# REQUIREMENTS
Only lines with the string "delle" matter here; gather them from the material below.

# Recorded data
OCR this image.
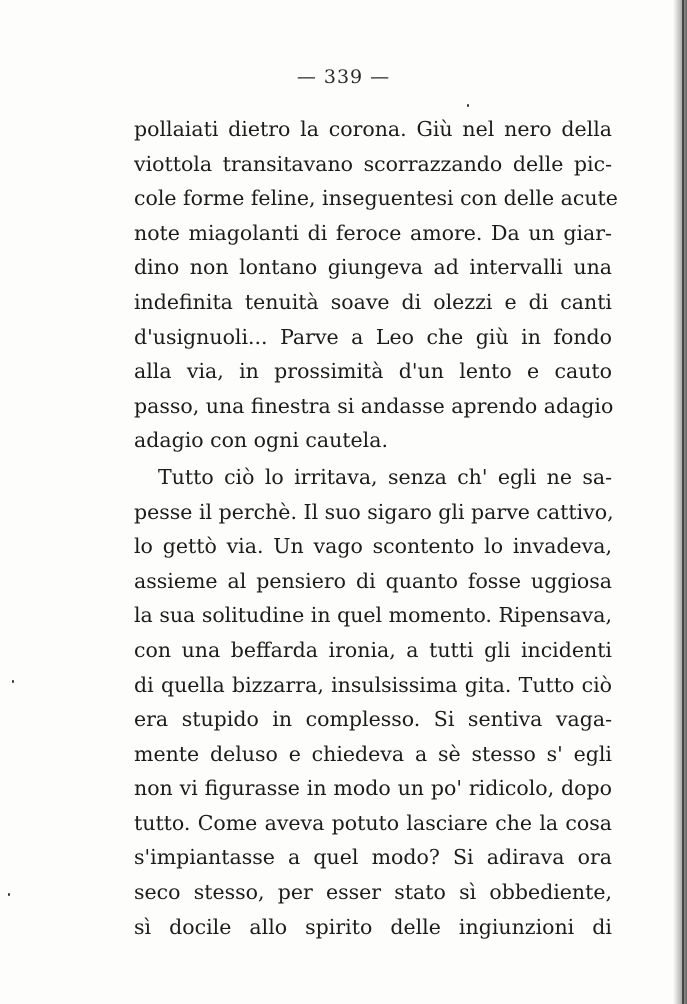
— 339 —
pollaiati dietro la corona. Giù nel nero della
viottola transitavano scorrazzando delle pic-
cole forme feline, inseguentesi con delle acute
note miagolanti di feroce amore. Da un giar-
dino non lontano giungeva ad intervalli una
indefinita tenuità soave di olezzi e di canti
d'usignuoli... Parve a Leo che giù in fondo
alla via, in prossimità d'un lento e cauto
passo, una finestra si andasse aprendo adagio
adagio con ogni cautela.
Tutto ciò lo irritava, senza ch' egli ne sa-
pesse il perchè. Il suo sigaro gli parve cattivo,
lo gettò via. Un vago scontento lo invadeva,
assieme al pensiero di quanto fosse uggiosa
la sua solitudine in quel momento. Ripensava,
con una beffarda ironia, a tutti gli incidenti
di quella bizzarra, insulsissima gita. Tutto ciò
era stupido in complesso. Si sentiva vaga-
mente deluso e chiedeva a sè stesso s' egli
non vi figurasse in modo un po' ridicolo, dopo
tutto. Come aveva potuto lasciare che la cosa
s'impiantasse a quel modo? Si adirava ora
seco stesso, per esser stato sì obbediente,
sì docile allo spirito delle ingiunzioni di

# SOLUTION FOR THIS TASK
viottola transitavano scorrazzando delle pic-
cole forme feline, inseguentesi con delle acute
sì docile allo spirito delle ingiunzioni di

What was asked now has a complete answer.